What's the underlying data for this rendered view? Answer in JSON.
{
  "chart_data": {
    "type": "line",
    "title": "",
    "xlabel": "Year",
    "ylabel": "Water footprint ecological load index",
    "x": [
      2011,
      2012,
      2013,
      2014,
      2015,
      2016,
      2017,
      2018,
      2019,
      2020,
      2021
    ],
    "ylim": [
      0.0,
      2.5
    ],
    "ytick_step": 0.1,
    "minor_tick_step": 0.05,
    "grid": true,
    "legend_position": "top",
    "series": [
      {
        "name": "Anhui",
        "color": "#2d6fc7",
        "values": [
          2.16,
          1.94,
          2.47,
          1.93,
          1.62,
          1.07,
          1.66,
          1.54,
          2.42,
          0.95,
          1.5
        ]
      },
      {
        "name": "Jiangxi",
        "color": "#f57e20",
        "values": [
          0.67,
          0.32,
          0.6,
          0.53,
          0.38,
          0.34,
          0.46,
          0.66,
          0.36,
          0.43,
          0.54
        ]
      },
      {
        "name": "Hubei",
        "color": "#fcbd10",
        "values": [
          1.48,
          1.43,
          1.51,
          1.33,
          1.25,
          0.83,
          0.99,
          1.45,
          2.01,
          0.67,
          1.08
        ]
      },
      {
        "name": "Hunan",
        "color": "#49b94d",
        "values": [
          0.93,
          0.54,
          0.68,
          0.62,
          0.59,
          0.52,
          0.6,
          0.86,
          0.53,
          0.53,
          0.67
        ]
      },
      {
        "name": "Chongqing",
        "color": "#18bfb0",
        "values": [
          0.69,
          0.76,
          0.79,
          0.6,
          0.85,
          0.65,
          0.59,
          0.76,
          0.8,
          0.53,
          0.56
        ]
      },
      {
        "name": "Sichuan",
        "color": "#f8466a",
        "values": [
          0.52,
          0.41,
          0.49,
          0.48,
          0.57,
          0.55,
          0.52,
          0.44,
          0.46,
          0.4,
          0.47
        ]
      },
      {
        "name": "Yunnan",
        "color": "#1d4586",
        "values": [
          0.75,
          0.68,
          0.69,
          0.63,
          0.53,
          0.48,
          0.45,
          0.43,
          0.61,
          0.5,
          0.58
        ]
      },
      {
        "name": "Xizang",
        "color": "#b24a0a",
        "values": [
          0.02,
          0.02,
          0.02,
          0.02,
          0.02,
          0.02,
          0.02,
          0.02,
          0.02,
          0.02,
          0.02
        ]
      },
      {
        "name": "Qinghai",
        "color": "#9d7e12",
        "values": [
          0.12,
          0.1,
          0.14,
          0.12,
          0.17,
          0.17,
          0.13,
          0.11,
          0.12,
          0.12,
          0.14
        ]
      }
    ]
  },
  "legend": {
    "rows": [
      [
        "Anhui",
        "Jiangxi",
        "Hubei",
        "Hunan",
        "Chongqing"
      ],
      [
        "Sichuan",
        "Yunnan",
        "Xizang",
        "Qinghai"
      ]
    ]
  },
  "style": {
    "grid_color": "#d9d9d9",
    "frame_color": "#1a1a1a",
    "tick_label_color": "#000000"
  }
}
════
## WHAT IS ASKED
Copy each entry exactly, with nothing added or dropped.

## EXERCISE RESPONSE
What's the underlying data for this rendered view? Answer in JSON.
{
  "chart_data": {
    "type": "line",
    "title": "",
    "xlabel": "Year",
    "ylabel": "Water footprint ecological load index",
    "x": [
      2011,
      2012,
      2013,
      2014,
      2015,
      2016,
      2017,
      2018,
      2019,
      2020,
      2021
    ],
    "ylim": [
      0.0,
      2.5
    ],
    "ytick_step": 0.1,
    "minor_tick_step": 0.05,
    "grid": true,
    "legend_position": "top",
    "series": [
      {
        "name": "Anhui",
        "color": "#2d6fc7",
        "values": [
          2.16,
          1.94,
          2.47,
          1.93,
          1.62,
          1.07,
          1.66,
          1.54,
          2.42,
          0.95,
          1.5
        ]
      },
      {
        "name": "Jiangxi",
        "color": "#f57e20",
        "values": [
          0.67,
          0.32,
          0.6,
          0.53,
          0.38,
          0.34,
          0.46,
          0.66,
          0.36,
          0.43,
          0.54
        ]
      },
      {
        "name": "Hubei",
        "color": "#fcbd10",
        "values": [
          1.48,
          1.43,
          1.51,
          1.33,
          1.25,
          0.83,
          0.99,
          1.45,
          2.01,
          0.67,
          1.08
        ]
      },
      {
        "name": "Hunan",
        "color": "#49b94d",
        "values": [
          0.93,
          0.54,
          0.68,
          0.62,
          0.59,
          0.52,
          0.6,
          0.86,
          0.53,
          0.53,
          0.67
        ]
      },
      {
        "name": "Chongqing",
        "color": "#18bfb0",
        "values": [
          0.69,
          0.76,
          0.79,
          0.6,
          0.85,
          0.65,
          0.59,
          0.76,
          0.8,
          0.53,
          0.56
        ]
      },
      {
        "name": "Sichuan",
        "color": "#f8466a",
        "values": [
          0.52,
          0.41,
          0.49,
          0.48,
          0.57,
          0.55,
          0.52,
          0.44,
          0.46,
          0.4,
          0.47
        ]
      },
      {
        "name": "Yunnan",
        "color": "#1d4586",
        "values": [
          0.75,
          0.68,
          0.69,
          0.63,
          0.53,
          0.48,
          0.45,
          0.43,
          0.61,
          0.5,
          0.58
        ]
      },
      {
        "name": "Xizang",
        "color": "#b24a0a",
        "values": [
          0.02,
          0.02,
          0.02,
          0.02,
          0.02,
          0.02,
          0.02,
          0.02,
          0.02,
          0.02,
          0.02
        ]
      },
      {
        "name": "Qinghai",
        "color": "#9d7e12",
        "values": [
          0.12,
          0.1,
          0.14,
          0.12,
          0.17,
          0.17,
          0.13,
          0.11,
          0.12,
          0.12,
          0.14
        ]
      }
    ]
  },
  "legend": {
    "rows": [
      [
        "Anhui",
        "Jiangxi",
        "Hubei",
        "Hunan",
        "Chongqing"
      ],
      [
        "Sichuan",
        "Yunnan",
        "Xizang",
        "Qinghai"
      ]
    ]
  },
  "style": {
    "grid_color": "#d9d9d9",
    "frame_color": "#1a1a1a",
    "tick_label_color": "#000000"
  }
}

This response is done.